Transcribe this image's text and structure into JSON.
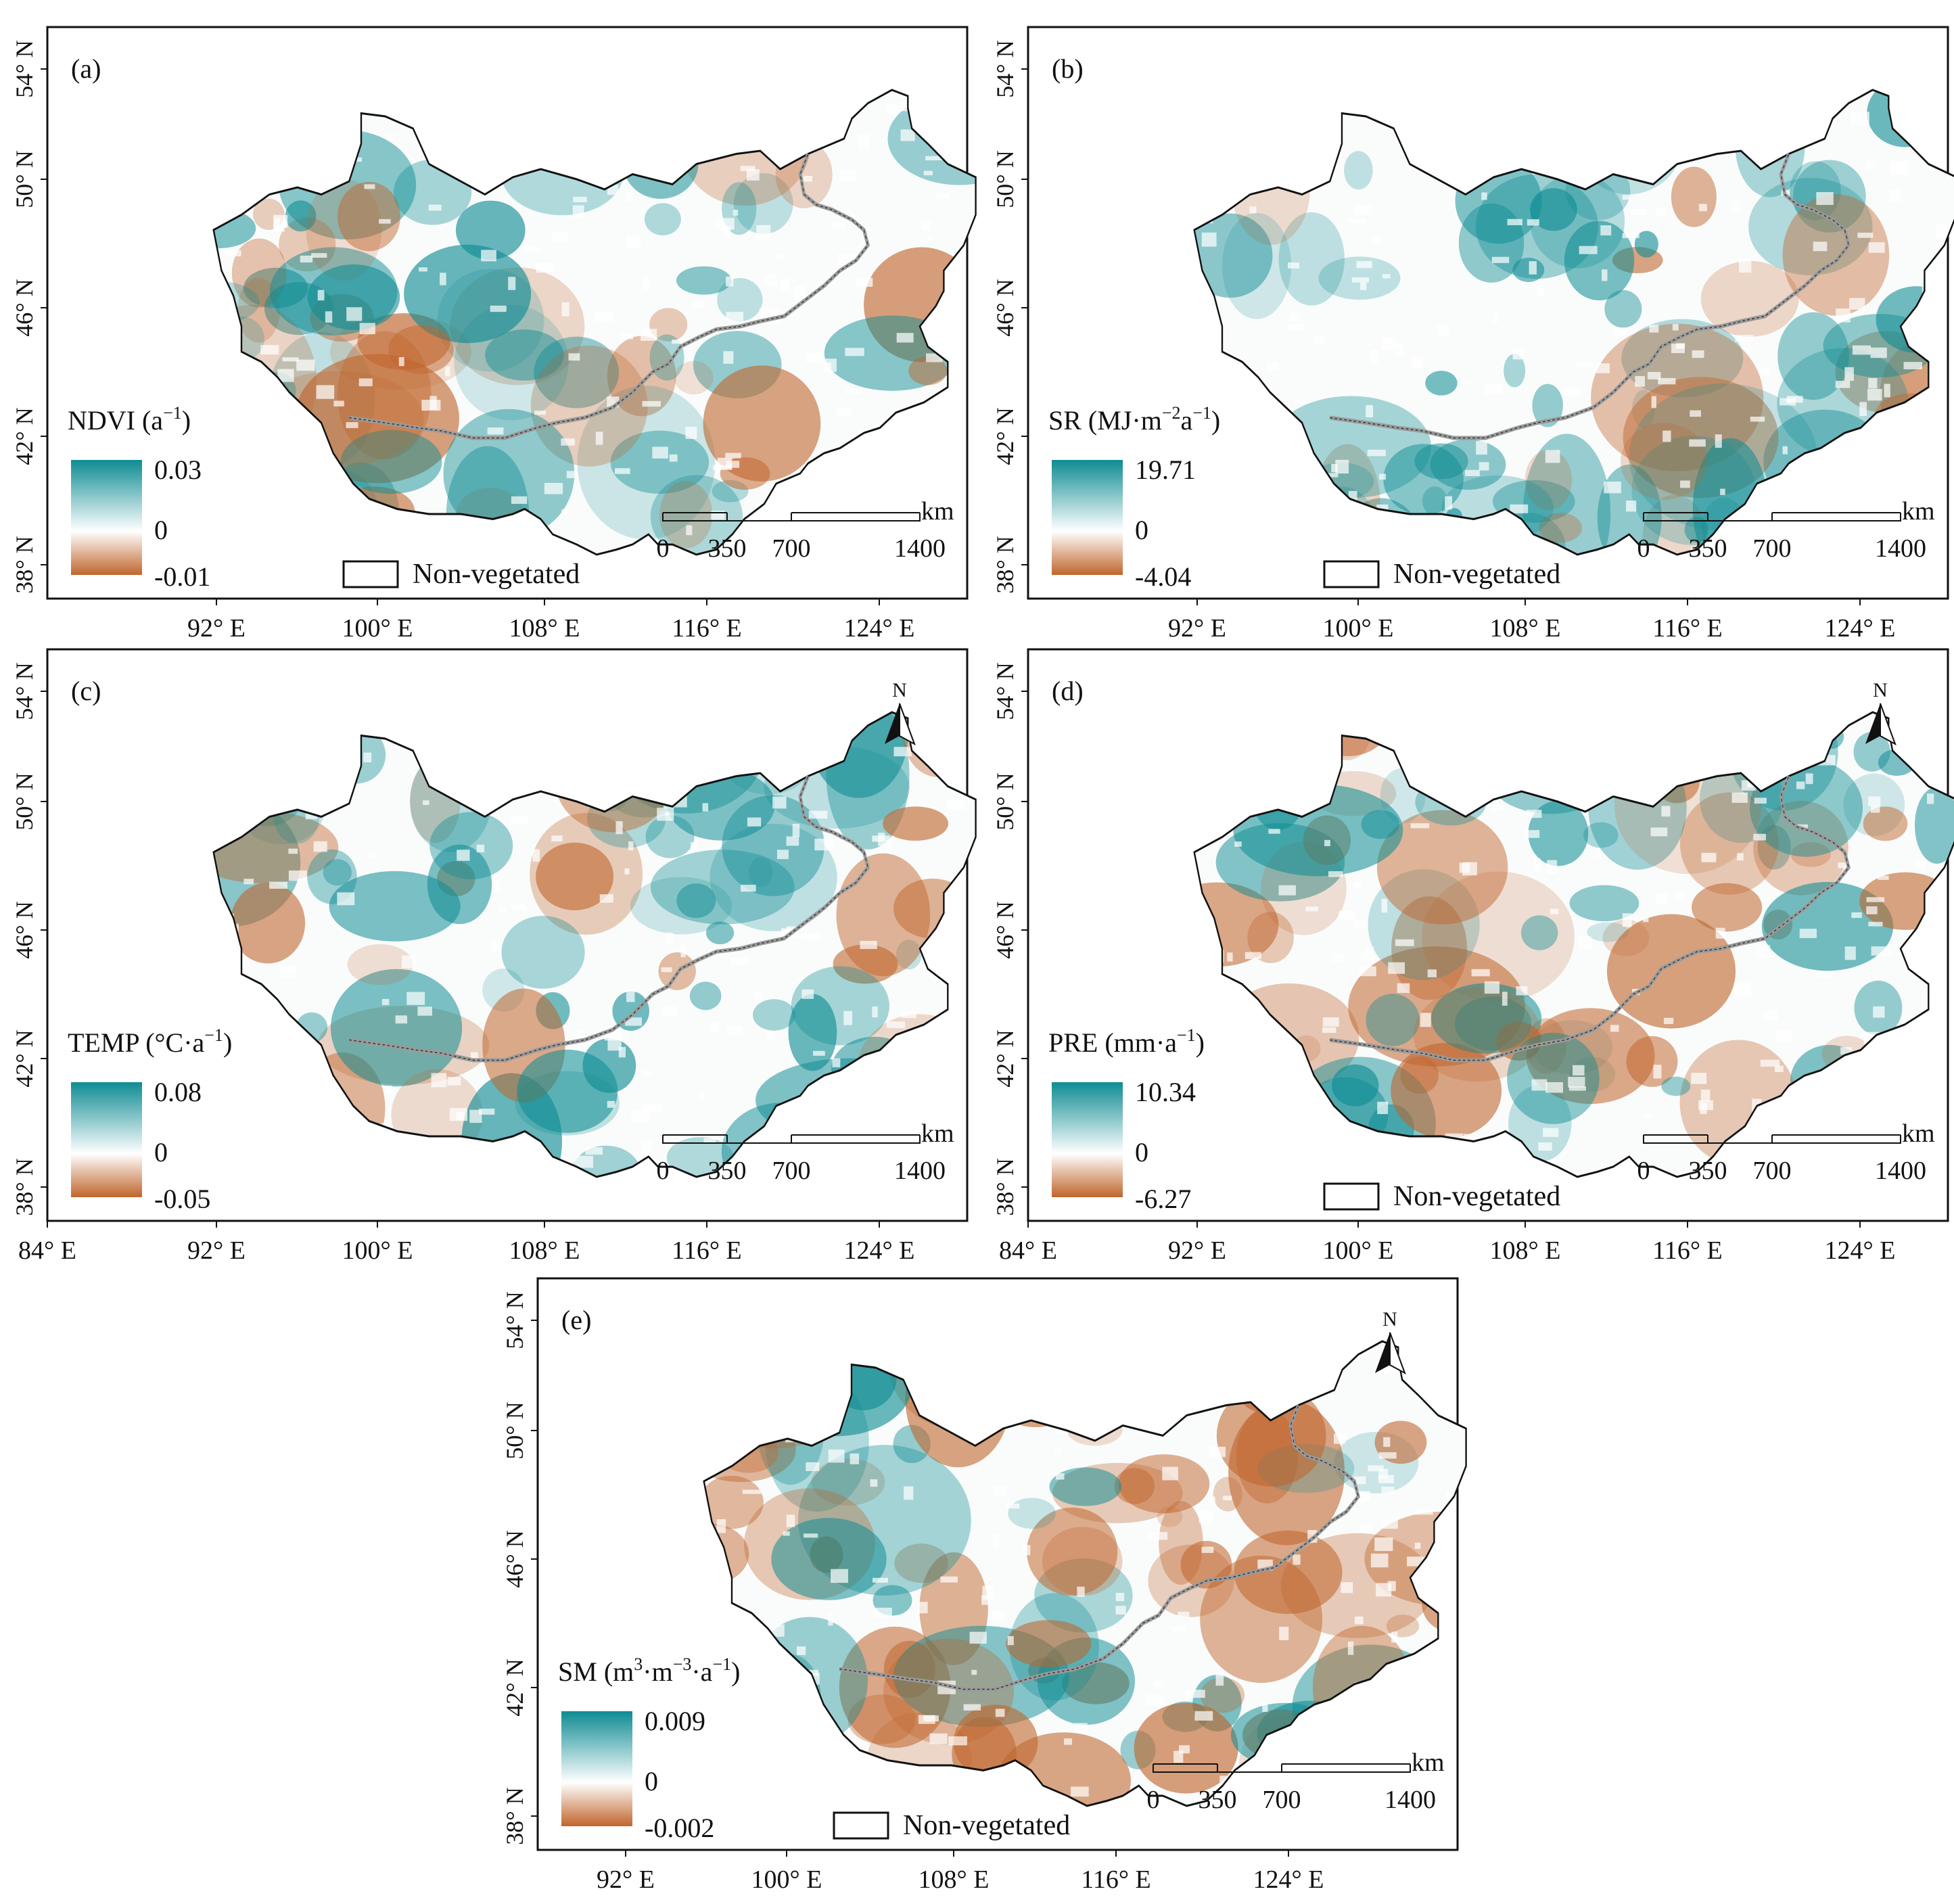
{
  "colors": {
    "positive": "#0e8c93",
    "neutral": "#ffffff",
    "negative": "#c0652c",
    "border": "#111111",
    "national_border": "#9a9a9a"
  },
  "axes": {
    "lat_labels": [
      "54° N",
      "50° N",
      "46° N",
      "42° N",
      "38° N"
    ],
    "lon_labels_top_row": [
      "92° E",
      "100° E",
      "108° E",
      "116° E",
      "124° E"
    ],
    "lon_labels_mid_row": [
      "84° E",
      "92° E",
      "100° E",
      "108° E",
      "116° E",
      "124° E"
    ],
    "lon_labels_bottom": [
      "92° E",
      "100° E",
      "108° E",
      "116° E",
      "124° E"
    ]
  },
  "scalebar": {
    "unit": "km",
    "ticks": [
      "0",
      "350",
      "700",
      "1400"
    ]
  },
  "north_arrow_label": "N",
  "legend_nonveg": "Non-vegetated",
  "panels": [
    {
      "id": "a",
      "tag": "(a)",
      "var": "NDVI (a",
      "sup": "−1",
      "close": ")",
      "max": "0.03",
      "mid": "0",
      "min": "-0.01",
      "north": false,
      "nonveg": true,
      "dominance": 0.55
    },
    {
      "id": "b",
      "tag": "(b)",
      "var": "SR (MJ·m",
      "sup": "−2",
      "mid2": "a",
      "sup2": "−1",
      "close": ")",
      "max": "19.71",
      "mid": "0",
      "min": "-4.04",
      "north": false,
      "nonveg": true,
      "dominance": 0.75
    },
    {
      "id": "c",
      "tag": "(c)",
      "var": "TEMP (°C·a",
      "sup": "−1",
      "close": ")",
      "max": "0.08",
      "mid": "0",
      "min": "-0.05",
      "north": true,
      "nonveg": false,
      "dominance": 0.7
    },
    {
      "id": "d",
      "tag": "(d)",
      "var": "PRE (mm·a",
      "sup": "−1",
      "close": ")",
      "max": "10.34",
      "mid": "0",
      "min": "-6.27",
      "north": true,
      "nonveg": true,
      "dominance": 0.5
    },
    {
      "id": "e",
      "tag": "(e)",
      "var": "SM (m",
      "sup": "3",
      "mid2": "·m",
      "sup2": "−3",
      "mid3": "·a",
      "sup3": "−1",
      "close": ")",
      "max": "0.009",
      "mid": "0",
      "min": "-0.002",
      "north": true,
      "nonveg": true,
      "dominance": 0.45
    }
  ]
}
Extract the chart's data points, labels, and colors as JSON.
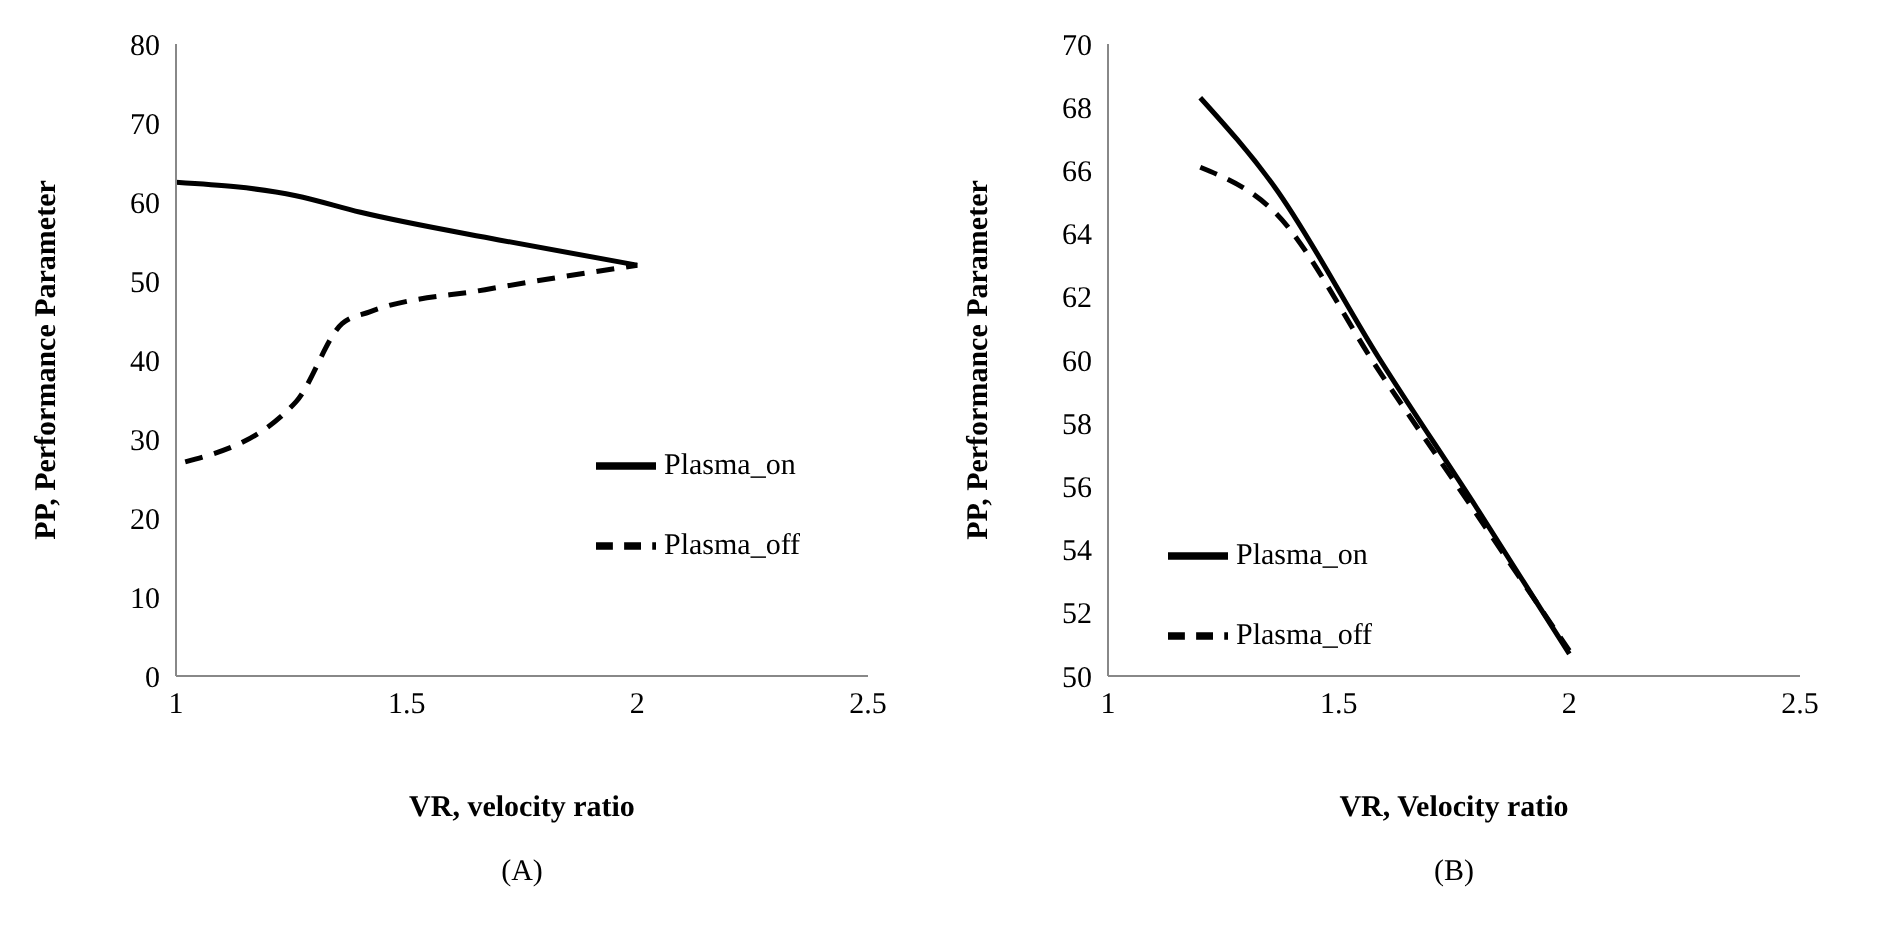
{
  "chart_data": [
    {
      "type": "line",
      "xlabel": "VR, velocity ratio",
      "ylabel": "PP, Performance Parameter",
      "xlim": [
        1,
        2.5
      ],
      "xticks": [
        1,
        1.5,
        2,
        2.5
      ],
      "ylim": [
        0,
        80
      ],
      "yticks": [
        0,
        10,
        20,
        30,
        40,
        50,
        60,
        70,
        80
      ],
      "grid": false,
      "legend": "right",
      "marker": "none",
      "annotations": [
        "(A)"
      ],
      "series": [
        {
          "name": "Plasma_on",
          "color": "#000000",
          "line_style": "solid",
          "x": [
            1,
            1.26,
            1.4,
            1.7,
            2
          ],
          "values": [
            62.5,
            60.8,
            58.7,
            55.2,
            52
          ]
        },
        {
          "name": "Plasma_off",
          "color": "#000000",
          "line_style": "dashed",
          "x": [
            1.02,
            1.26,
            1.36,
            1.42,
            1.67,
            2
          ],
          "values": [
            27.1,
            34.7,
            44.6,
            46.1,
            48.9,
            52
          ]
        }
      ]
    },
    {
      "type": "line",
      "xlabel": "VR, Velocity ratio",
      "ylabel": "PP, Performance Parameter",
      "xlim": [
        1,
        2.5
      ],
      "xticks": [
        1,
        1.5,
        2,
        2.5
      ],
      "ylim": [
        50,
        70
      ],
      "yticks": [
        50,
        52,
        54,
        56,
        58,
        60,
        62,
        64,
        66,
        68,
        70
      ],
      "grid": false,
      "legend": "bottom left",
      "marker": "none",
      "annotations": [
        "(B)"
      ],
      "series": [
        {
          "name": "Plasma_on",
          "color": "#000000",
          "line_style": "solid",
          "x": [
            1.2,
            1.36,
            1.59,
            1.8,
            2
          ],
          "values": [
            68.3,
            65.5,
            60,
            55.3,
            50.7
          ]
        },
        {
          "name": "Plasma_off",
          "color": "#000000",
          "line_style": "dashed",
          "x": [
            1.2,
            1.36,
            1.59,
            1.8,
            2
          ],
          "values": [
            66.1,
            64.7,
            59.6,
            55.1,
            50.8
          ]
        }
      ]
    }
  ]
}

########

Reproduce all of the data exactly; the pictures do not belong in the copy.

== Result of this task ==
Transcribe this image's text and structure into JSON.
{
  "colors": {
    "positive": "#0e8c93",
    "neutral": "#ffffff",
    "negative": "#c0652c",
    "border": "#111111",
    "national_border": "#9a9a9a"
  },
  "axes": {
    "lat_labels": [
      "54° N",
      "50° N",
      "46° N",
      "42° N",
      "38° N"
    ],
    "lon_labels_top_row": [
      "92° E",
      "100° E",
      "108° E",
      "116° E",
      "124° E"
    ],
    "lon_labels_mid_row": [
      "84° E",
      "92° E",
      "100° E",
      "108° E",
      "116° E",
      "124° E"
    ],
    "lon_labels_bottom": [
      "92° E",
      "100° E",
      "108° E",
      "116° E",
      "124° E"
    ]
  },
  "scalebar": {
    "unit": "km",
    "ticks": [
      "0",
      "350",
      "700",
      "1400"
    ]
  },
  "north_arrow_label": "N",
  "legend_nonveg": "Non-vegetated",
  "panels": [
    {
      "id": "a",
      "tag": "(a)",
      "var": "NDVI (a",
      "sup": "−1",
      "close": ")",
      "max": "0.03",
      "mid": "0",
      "min": "-0.01",
      "north": false,
      "nonveg": true,
      "dominance": 0.55
    },
    {
      "id": "b",
      "tag": "(b)",
      "var": "SR (MJ·m",
      "sup": "−2",
      "mid2": "a",
      "sup2": "−1",
      "close": ")",
      "max": "19.71",
      "mid": "0",
      "min": "-4.04",
      "north": false,
      "nonveg": true,
      "dominance": 0.75
    },
    {
      "id": "c",
      "tag": "(c)",
      "var": "TEMP (°C·a",
      "sup": "−1",
      "close": ")",
      "max": "0.08",
      "mid": "0",
      "min": "-0.05",
      "north": true,
      "nonveg": false,
      "dominance": 0.7
    },
    {
      "id": "d",
      "tag": "(d)",
      "var": "PRE (mm·a",
      "sup": "−1",
      "close": ")",
      "max": "10.34",
      "mid": "0",
      "min": "-6.27",
      "north": true,
      "nonveg": true,
      "dominance": 0.5
    },
    {
      "id": "e",
      "tag": "(e)",
      "var": "SM (m",
      "sup": "3",
      "mid2": "·m",
      "sup2": "−3",
      "mid3": "·a",
      "sup3": "−1",
      "close": ")",
      "max": "0.009",
      "mid": "0",
      "min": "-0.002",
      "north": true,
      "nonveg": true,
      "dominance": 0.45
    }
  ]
}
Extract the chart's data points, labels, and colors as JSON.
{
  "chart_data": [
    {
      "type": "line",
      "xlabel": "VR, velocity ratio",
      "ylabel": "PP, Performance Parameter",
      "xlim": [
        1,
        2.5
      ],
      "xticks": [
        1,
        1.5,
        2,
        2.5
      ],
      "ylim": [
        0,
        80
      ],
      "yticks": [
        0,
        10,
        20,
        30,
        40,
        50,
        60,
        70,
        80
      ],
      "grid": false,
      "legend": "right",
      "marker": "none",
      "annotations": [
        "(A)"
      ],
      "series": [
        {
          "name": "Plasma_on",
          "color": "#000000",
          "line_style": "solid",
          "x": [
            1,
            1.26,
            1.4,
            1.7,
            2
          ],
          "values": [
            62.5,
            60.8,
            58.7,
            55.2,
            52
          ]
        },
        {
          "name": "Plasma_off",
          "color": "#000000",
          "line_style": "dashed",
          "x": [
            1.02,
            1.26,
            1.36,
            1.42,
            1.67,
            2
          ],
          "values": [
            27.1,
            34.7,
            44.6,
            46.1,
            48.9,
            52
          ]
        }
      ]
    },
    {
      "type": "line",
      "xlabel": "VR, Velocity ratio",
      "ylabel": "PP, Performance Parameter",
      "xlim": [
        1,
        2.5
      ],
      "xticks": [
        1,
        1.5,
        2,
        2.5
      ],
      "ylim": [
        50,
        70
      ],
      "yticks": [
        50,
        52,
        54,
        56,
        58,
        60,
        62,
        64,
        66,
        68,
        70
      ],
      "grid": false,
      "legend": "bottom left",
      "marker": "none",
      "annotations": [
        "(B)"
      ],
      "series": [
        {
          "name": "Plasma_on",
          "color": "#000000",
          "line_style": "solid",
          "x": [
            1.2,
            1.36,
            1.59,
            1.8,
            2
          ],
          "values": [
            68.3,
            65.5,
            60,
            55.3,
            50.7
          ]
        },
        {
          "name": "Plasma_off",
          "color": "#000000",
          "line_style": "dashed",
          "x": [
            1.2,
            1.36,
            1.59,
            1.8,
            2
          ],
          "values": [
            66.1,
            64.7,
            59.6,
            55.1,
            50.8
          ]
        }
      ]
    }
  ]
}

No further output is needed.